→ Prompt
Put the lines of the records below into a JSON list of strings, one string per line, beginning with the line containing "302, 930, 324]" and ending with the line containing "223, 1393, 253]", both included. Omit blank lines and all other lines.

━━━

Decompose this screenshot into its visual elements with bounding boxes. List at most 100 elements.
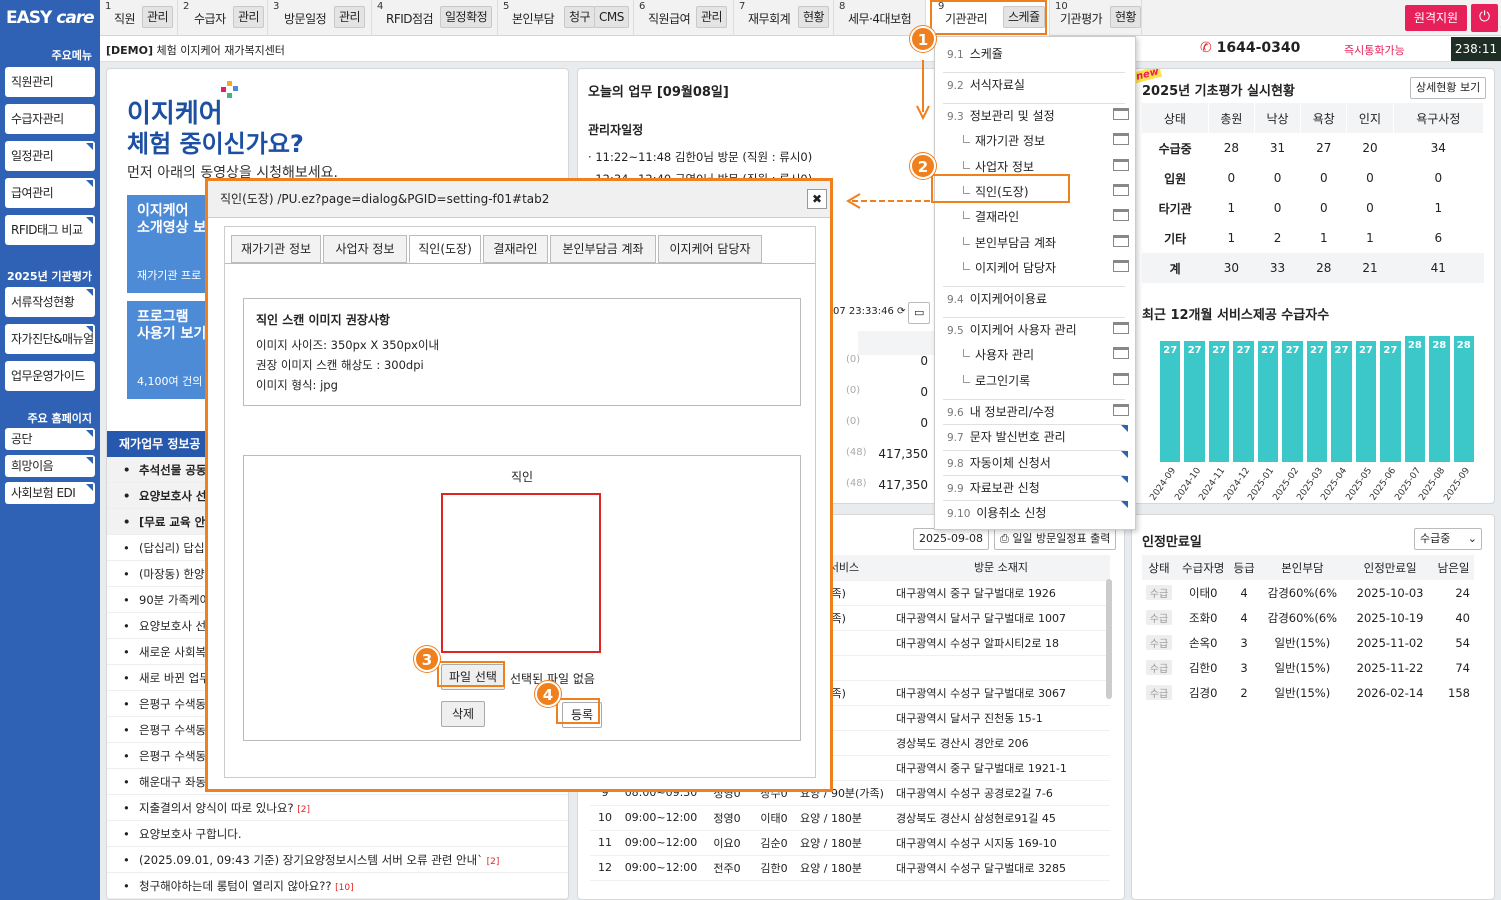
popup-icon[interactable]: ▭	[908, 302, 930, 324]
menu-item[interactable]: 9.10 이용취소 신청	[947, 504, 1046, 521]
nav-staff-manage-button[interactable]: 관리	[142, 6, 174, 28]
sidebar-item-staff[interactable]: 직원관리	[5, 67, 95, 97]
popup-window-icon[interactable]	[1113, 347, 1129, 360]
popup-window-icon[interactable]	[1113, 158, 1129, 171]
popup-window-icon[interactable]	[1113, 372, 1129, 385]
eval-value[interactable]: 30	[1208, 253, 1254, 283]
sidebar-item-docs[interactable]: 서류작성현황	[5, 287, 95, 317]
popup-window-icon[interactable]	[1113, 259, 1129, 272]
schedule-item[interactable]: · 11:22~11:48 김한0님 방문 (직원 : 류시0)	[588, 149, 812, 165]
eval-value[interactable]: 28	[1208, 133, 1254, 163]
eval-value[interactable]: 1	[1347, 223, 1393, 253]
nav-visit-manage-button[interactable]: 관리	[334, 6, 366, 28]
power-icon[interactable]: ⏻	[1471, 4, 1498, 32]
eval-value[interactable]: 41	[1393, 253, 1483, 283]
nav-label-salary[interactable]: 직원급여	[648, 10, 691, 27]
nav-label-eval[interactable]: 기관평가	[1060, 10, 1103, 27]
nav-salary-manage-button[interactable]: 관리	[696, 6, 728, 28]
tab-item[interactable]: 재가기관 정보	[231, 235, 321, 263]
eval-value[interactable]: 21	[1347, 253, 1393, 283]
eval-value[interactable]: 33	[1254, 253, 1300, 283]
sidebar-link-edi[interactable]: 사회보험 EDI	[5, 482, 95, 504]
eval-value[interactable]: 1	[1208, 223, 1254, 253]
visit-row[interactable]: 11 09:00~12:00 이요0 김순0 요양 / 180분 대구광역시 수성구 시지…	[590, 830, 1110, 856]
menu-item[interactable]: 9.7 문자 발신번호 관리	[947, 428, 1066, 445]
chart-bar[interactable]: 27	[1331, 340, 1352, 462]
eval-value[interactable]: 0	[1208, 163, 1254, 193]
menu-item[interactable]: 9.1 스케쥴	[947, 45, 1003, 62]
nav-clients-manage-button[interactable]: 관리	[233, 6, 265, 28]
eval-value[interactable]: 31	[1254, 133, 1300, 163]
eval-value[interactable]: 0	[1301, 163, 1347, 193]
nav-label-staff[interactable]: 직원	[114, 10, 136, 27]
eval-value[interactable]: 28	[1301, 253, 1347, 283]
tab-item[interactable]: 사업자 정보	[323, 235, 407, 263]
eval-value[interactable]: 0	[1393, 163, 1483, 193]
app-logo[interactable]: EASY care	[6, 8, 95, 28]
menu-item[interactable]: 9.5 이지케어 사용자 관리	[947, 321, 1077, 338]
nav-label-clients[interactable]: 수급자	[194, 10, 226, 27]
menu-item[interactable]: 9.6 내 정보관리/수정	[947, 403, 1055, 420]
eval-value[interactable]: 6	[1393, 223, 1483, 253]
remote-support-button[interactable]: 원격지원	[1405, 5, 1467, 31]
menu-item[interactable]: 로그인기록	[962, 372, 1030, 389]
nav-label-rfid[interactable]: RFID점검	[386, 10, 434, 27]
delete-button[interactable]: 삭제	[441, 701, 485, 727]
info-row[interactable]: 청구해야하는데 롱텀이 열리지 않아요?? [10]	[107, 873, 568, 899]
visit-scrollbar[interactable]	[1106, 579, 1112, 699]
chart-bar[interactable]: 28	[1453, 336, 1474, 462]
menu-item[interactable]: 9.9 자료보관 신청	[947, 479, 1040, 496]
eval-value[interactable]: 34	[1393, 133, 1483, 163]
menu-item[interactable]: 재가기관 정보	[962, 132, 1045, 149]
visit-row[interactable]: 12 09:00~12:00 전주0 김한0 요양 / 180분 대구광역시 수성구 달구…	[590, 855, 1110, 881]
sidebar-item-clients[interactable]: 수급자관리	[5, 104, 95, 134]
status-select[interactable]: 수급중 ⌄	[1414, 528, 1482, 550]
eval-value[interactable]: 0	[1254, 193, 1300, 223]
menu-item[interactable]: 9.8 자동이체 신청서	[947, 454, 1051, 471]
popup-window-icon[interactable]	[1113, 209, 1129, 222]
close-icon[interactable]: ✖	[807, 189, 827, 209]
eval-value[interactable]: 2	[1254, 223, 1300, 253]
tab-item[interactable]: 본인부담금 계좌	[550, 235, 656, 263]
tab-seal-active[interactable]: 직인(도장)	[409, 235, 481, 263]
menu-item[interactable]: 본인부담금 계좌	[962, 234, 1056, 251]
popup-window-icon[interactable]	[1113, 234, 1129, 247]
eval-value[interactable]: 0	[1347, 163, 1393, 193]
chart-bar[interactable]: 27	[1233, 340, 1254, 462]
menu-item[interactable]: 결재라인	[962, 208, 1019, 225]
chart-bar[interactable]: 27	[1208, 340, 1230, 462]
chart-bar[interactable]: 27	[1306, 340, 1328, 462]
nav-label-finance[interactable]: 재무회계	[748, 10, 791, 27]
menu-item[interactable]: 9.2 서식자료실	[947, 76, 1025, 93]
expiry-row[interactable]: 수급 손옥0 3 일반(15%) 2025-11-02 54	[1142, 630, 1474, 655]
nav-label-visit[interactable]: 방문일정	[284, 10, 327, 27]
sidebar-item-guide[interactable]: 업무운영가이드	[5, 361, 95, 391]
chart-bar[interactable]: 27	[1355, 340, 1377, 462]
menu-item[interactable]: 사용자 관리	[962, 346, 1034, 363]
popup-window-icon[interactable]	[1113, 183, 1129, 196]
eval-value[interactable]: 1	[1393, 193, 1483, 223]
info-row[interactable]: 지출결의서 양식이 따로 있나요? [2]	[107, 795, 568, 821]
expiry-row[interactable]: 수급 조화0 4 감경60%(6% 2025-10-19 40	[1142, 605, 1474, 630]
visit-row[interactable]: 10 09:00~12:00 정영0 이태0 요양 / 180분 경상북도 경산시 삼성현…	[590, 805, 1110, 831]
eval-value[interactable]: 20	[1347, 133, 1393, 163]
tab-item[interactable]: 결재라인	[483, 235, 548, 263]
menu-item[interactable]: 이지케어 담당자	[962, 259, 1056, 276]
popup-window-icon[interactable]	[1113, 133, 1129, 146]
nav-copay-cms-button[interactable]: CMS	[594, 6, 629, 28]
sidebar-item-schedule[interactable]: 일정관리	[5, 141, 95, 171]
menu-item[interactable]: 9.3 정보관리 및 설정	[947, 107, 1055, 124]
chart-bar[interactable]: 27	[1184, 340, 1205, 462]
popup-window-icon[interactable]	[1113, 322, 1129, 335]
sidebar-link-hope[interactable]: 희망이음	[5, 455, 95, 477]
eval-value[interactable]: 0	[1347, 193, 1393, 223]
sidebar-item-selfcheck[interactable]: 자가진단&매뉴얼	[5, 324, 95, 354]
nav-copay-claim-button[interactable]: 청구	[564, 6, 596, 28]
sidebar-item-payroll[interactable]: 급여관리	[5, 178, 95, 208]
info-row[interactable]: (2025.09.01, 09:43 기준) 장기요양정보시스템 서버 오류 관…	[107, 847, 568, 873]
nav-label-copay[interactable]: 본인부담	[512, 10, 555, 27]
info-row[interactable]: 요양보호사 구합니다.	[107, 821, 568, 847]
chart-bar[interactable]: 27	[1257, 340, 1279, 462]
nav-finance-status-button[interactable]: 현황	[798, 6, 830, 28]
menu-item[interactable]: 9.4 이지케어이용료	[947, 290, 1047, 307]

━━━

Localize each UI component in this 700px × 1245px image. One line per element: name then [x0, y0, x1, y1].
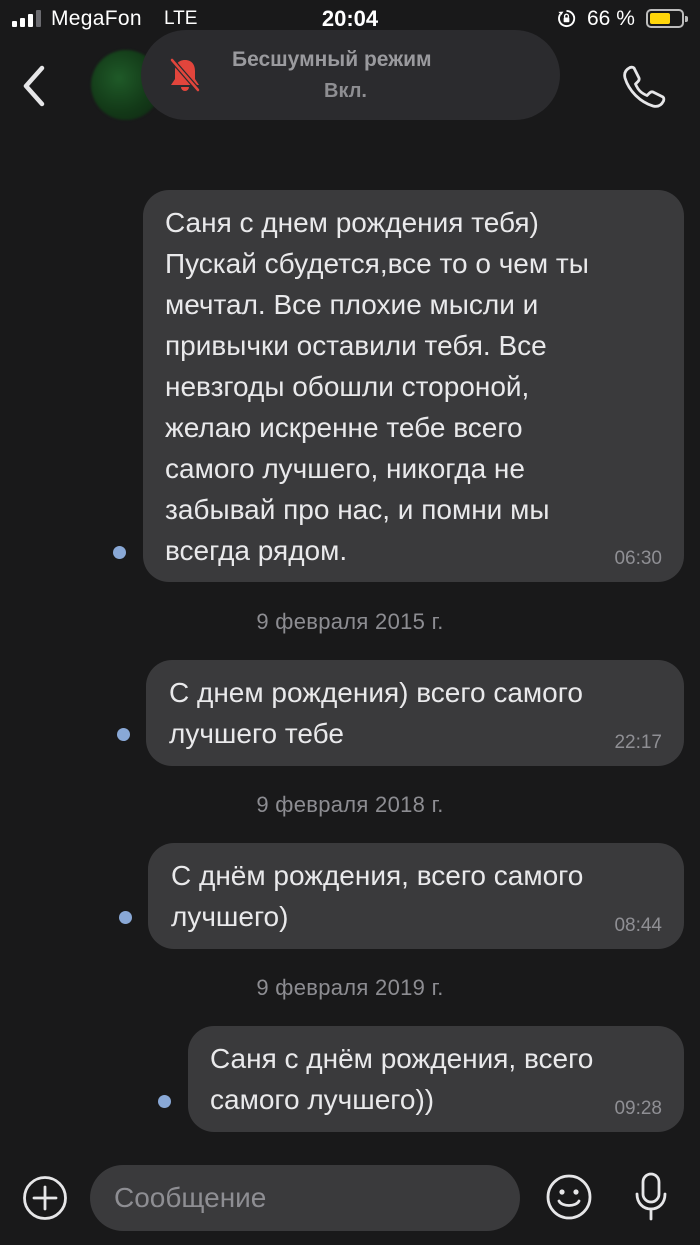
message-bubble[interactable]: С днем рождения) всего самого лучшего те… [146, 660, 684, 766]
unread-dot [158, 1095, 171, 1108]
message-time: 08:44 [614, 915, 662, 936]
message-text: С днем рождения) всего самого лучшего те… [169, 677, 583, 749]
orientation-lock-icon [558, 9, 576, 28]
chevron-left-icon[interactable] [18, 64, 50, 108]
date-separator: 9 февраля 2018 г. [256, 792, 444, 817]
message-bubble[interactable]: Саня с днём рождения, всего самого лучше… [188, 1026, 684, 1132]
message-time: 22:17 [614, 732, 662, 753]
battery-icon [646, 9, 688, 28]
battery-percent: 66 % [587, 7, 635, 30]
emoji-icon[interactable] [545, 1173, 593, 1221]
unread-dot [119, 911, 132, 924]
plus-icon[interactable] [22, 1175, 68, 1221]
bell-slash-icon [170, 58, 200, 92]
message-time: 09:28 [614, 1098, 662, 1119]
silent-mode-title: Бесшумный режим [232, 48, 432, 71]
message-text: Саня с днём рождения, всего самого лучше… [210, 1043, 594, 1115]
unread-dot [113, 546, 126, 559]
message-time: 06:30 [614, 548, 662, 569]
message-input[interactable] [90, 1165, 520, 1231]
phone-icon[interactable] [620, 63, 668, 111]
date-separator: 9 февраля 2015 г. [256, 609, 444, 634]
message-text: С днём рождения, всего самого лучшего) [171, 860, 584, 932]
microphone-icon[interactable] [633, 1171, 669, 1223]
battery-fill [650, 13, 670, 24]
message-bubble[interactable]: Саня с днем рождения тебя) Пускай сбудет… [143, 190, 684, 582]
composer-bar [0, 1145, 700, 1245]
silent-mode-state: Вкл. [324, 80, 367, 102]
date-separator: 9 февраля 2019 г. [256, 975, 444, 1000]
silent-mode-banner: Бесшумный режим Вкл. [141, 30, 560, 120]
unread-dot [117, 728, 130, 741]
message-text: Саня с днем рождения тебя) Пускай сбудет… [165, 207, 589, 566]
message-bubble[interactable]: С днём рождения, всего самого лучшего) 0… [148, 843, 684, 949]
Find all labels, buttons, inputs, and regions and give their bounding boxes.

━━━

→ Task output
[
  "popup-icon[interactable]: ▭\t[908, 302, 930, 324]",
  "menu-item[interactable]: 9.10 이용취소 신청\t[947, 504, 1046, 521]",
  "nav-staff-manage-button[interactable]: 관리\t[142, 6, 174, 28]",
  "sidebar-item-staff[interactable]: 직원관리\t[5, 67, 95, 97]",
  "popup-window-icon[interactable]\t[1113, 347, 1129, 360]",
  "popup-window-icon[interactable]\t[1113, 158, 1129, 171]",
  "popup-window-icon[interactable]\t[1113, 372, 1129, 385]",
  "eval-value[interactable]: 30\t[1208, 253, 1254, 283]",
  "sidebar-item-docs[interactable]: 서류작성현황\t[5, 287, 95, 317]",
  "popup-window-icon[interactable]\t[1113, 259, 1129, 272]",
  "schedule-item[interactable]: · 11:22~11:48 김한0님 방문 (직원 : 류시0)\t[588, 149, 812, 165]",
  "eval-value[interactable]: 28\t[1208, 133, 1254, 163]",
  "eval-value[interactable]: 1\t[1347, 223, 1393, 253]"
]